**Records for this task**
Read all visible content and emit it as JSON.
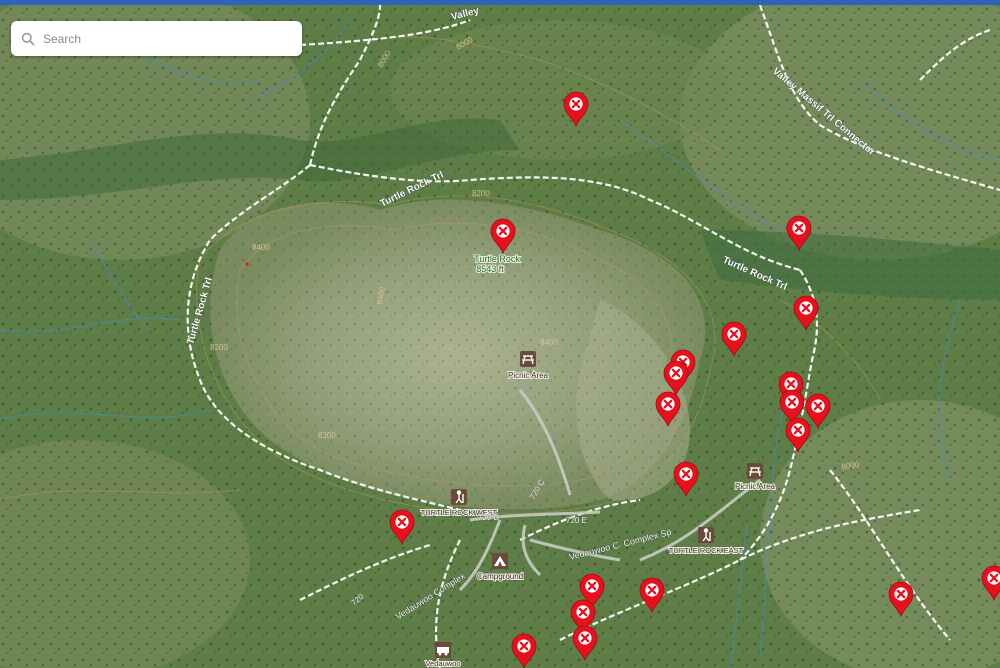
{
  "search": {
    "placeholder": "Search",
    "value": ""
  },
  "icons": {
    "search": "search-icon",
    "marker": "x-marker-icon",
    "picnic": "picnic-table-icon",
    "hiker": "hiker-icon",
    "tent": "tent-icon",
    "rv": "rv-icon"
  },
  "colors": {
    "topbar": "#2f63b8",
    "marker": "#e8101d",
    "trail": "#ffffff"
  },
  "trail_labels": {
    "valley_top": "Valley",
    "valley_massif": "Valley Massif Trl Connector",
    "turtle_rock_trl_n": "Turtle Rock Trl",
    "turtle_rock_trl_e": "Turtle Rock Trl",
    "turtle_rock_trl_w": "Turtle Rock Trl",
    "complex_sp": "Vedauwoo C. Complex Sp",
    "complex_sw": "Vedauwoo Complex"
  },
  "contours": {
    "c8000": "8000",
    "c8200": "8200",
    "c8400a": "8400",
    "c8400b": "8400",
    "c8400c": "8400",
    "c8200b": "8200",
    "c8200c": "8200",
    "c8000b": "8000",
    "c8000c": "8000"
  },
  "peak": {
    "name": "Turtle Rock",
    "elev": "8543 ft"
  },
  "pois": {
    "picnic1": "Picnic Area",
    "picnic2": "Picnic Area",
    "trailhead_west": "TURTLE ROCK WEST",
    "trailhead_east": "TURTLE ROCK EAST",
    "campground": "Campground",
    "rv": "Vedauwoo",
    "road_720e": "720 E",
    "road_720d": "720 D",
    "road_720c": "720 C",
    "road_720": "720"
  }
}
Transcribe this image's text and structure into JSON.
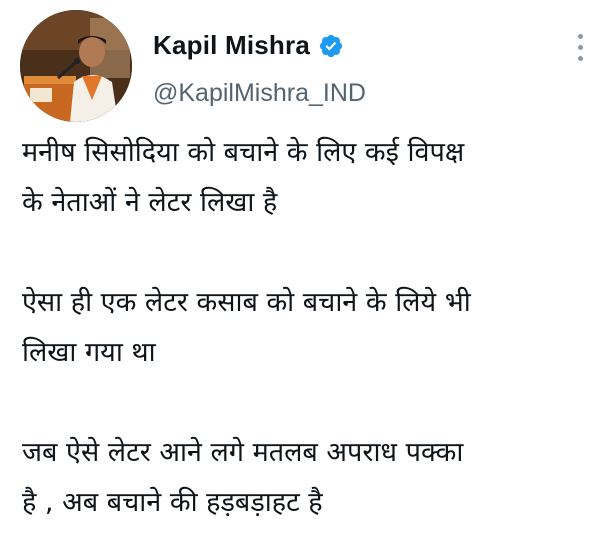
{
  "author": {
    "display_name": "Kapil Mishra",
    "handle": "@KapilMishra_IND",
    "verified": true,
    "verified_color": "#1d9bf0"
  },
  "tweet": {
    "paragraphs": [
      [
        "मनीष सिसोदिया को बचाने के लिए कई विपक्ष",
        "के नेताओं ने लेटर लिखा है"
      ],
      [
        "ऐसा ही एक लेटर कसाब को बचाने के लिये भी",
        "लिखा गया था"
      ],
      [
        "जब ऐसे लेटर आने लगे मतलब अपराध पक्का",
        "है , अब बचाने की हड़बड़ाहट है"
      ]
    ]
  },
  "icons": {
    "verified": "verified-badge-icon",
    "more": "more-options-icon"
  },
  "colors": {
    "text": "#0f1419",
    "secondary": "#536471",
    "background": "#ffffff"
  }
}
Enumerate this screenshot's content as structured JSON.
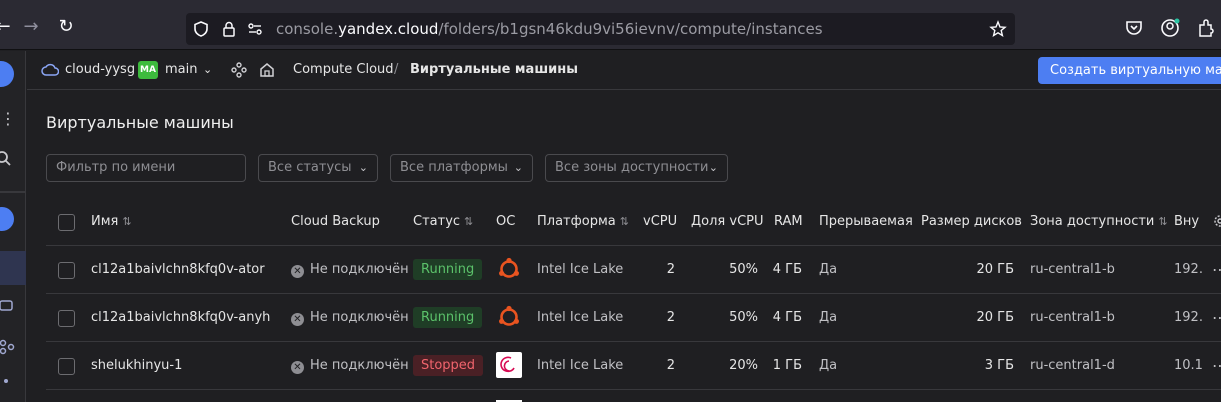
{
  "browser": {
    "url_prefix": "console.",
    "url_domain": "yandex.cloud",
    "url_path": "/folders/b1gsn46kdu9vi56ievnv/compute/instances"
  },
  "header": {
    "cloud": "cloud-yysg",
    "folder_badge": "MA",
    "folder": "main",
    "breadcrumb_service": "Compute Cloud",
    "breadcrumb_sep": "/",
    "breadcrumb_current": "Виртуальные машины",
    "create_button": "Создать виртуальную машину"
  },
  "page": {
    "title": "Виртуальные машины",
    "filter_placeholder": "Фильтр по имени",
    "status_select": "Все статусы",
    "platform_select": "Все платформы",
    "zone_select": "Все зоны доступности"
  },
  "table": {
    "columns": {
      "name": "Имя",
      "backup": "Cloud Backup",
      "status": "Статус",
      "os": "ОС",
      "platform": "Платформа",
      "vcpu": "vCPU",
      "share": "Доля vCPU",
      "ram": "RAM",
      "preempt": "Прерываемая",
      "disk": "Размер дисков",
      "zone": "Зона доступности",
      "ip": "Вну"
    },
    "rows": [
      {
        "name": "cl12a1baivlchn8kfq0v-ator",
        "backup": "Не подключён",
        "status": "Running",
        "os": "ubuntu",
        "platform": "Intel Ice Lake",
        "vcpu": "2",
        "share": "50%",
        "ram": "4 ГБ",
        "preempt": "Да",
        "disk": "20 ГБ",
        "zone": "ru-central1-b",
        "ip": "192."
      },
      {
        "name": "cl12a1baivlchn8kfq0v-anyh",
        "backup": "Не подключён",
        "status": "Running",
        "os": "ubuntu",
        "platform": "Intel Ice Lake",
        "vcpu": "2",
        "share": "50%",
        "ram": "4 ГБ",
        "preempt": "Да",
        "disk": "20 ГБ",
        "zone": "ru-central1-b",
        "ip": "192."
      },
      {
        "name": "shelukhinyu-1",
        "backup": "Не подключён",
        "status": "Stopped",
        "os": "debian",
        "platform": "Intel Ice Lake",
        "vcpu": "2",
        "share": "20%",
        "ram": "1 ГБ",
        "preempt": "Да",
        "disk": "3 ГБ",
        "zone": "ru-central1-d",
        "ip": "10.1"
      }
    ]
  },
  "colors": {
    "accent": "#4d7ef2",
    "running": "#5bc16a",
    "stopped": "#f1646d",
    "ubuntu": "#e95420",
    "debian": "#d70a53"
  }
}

**Task**
Copy the material exactly. Do not include the pictures.

**Final answer**
Read all visible content and emit it as JSON.
{
  "search": {
    "placeholder": "Search",
    "value": ""
  },
  "icons": {
    "search": "search-icon",
    "marker": "x-marker-icon",
    "picnic": "picnic-table-icon",
    "hiker": "hiker-icon",
    "tent": "tent-icon",
    "rv": "rv-icon"
  },
  "colors": {
    "topbar": "#2f63b8",
    "marker": "#e8101d",
    "trail": "#ffffff"
  },
  "trail_labels": {
    "valley_top": "Valley",
    "valley_massif": "Valley Massif Trl Connector",
    "turtle_rock_trl_n": "Turtle Rock Trl",
    "turtle_rock_trl_e": "Turtle Rock Trl",
    "turtle_rock_trl_w": "Turtle Rock Trl",
    "complex_sp": "Vedauwoo C. Complex Sp",
    "complex_sw": "Vedauwoo Complex"
  },
  "contours": {
    "c8000": "8000",
    "c8200": "8200",
    "c8400a": "8400",
    "c8400b": "8400",
    "c8400c": "8400",
    "c8200b": "8200",
    "c8200c": "8200",
    "c8000b": "8000",
    "c8000c": "8000"
  },
  "peak": {
    "name": "Turtle Rock",
    "elev": "8543 ft"
  },
  "pois": {
    "picnic1": "Picnic Area",
    "picnic2": "Picnic Area",
    "trailhead_west": "TURTLE ROCK WEST",
    "trailhead_east": "TURTLE ROCK EAST",
    "campground": "Campground",
    "rv": "Vedauwoo",
    "road_720e": "720 E",
    "road_720d": "720 D",
    "road_720c": "720 C",
    "road_720": "720"
  }
}
Transcribe this image's text and structure into JSON.
{
  "author": {
    "display_name": "Kapil Mishra",
    "handle": "@KapilMishra_IND",
    "verified": true,
    "verified_color": "#1d9bf0"
  },
  "tweet": {
    "paragraphs": [
      [
        "मनीष सिसोदिया को बचाने के लिए कई विपक्ष",
        "के नेताओं ने लेटर लिखा है"
      ],
      [
        "ऐसा ही एक लेटर कसाब को बचाने के लिये भी",
        "लिखा गया था"
      ],
      [
        "जब ऐसे लेटर आने लगे मतलब अपराध पक्का",
        "है , अब बचाने की हड़बड़ाहट है"
      ]
    ]
  },
  "icons": {
    "verified": "verified-badge-icon",
    "more": "more-options-icon"
  },
  "colors": {
    "text": "#0f1419",
    "secondary": "#536471",
    "background": "#ffffff"
  }
}
Enumerate this screenshot's content as structured JSON.
{
  "browser": {
    "url_prefix": "console.",
    "url_domain": "yandex.cloud",
    "url_path": "/folders/b1gsn46kdu9vi56ievnv/compute/instances"
  },
  "header": {
    "cloud": "cloud-yysg",
    "folder_badge": "MA",
    "folder": "main",
    "breadcrumb_service": "Compute Cloud",
    "breadcrumb_sep": "/",
    "breadcrumb_current": "Виртуальные машины",
    "create_button": "Создать виртуальную машину"
  },
  "page": {
    "title": "Виртуальные машины",
    "filter_placeholder": "Фильтр по имени",
    "status_select": "Все статусы",
    "platform_select": "Все платформы",
    "zone_select": "Все зоны доступности"
  },
  "table": {
    "columns": {
      "name": "Имя",
      "backup": "Cloud Backup",
      "status": "Статус",
      "os": "ОС",
      "platform": "Платформа",
      "vcpu": "vCPU",
      "share": "Доля vCPU",
      "ram": "RAM",
      "preempt": "Прерываемая",
      "disk": "Размер дисков",
      "zone": "Зона доступности",
      "ip": "Вну"
    },
    "rows": [
      {
        "name": "cl12a1baivlchn8kfq0v-ator",
        "backup": "Не подключён",
        "status": "Running",
        "os": "ubuntu",
        "platform": "Intel Ice Lake",
        "vcpu": "2",
        "share": "50%",
        "ram": "4 ГБ",
        "preempt": "Да",
        "disk": "20 ГБ",
        "zone": "ru-central1-b",
        "ip": "192."
      },
      {
        "name": "cl12a1baivlchn8kfq0v-anyh",
        "backup": "Не подключён",
        "status": "Running",
        "os": "ubuntu",
        "platform": "Intel Ice Lake",
        "vcpu": "2",
        "share": "50%",
        "ram": "4 ГБ",
        "preempt": "Да",
        "disk": "20 ГБ",
        "zone": "ru-central1-b",
        "ip": "192."
      },
      {
        "name": "shelukhinyu-1",
        "backup": "Не подключён",
        "status": "Stopped",
        "os": "debian",
        "platform": "Intel Ice Lake",
        "vcpu": "2",
        "share": "20%",
        "ram": "1 ГБ",
        "preempt": "Да",
        "disk": "3 ГБ",
        "zone": "ru-central1-d",
        "ip": "10.1"
      }
    ]
  },
  "colors": {
    "accent": "#4d7ef2",
    "running": "#5bc16a",
    "stopped": "#f1646d",
    "ubuntu": "#e95420",
    "debian": "#d70a53"
  }
}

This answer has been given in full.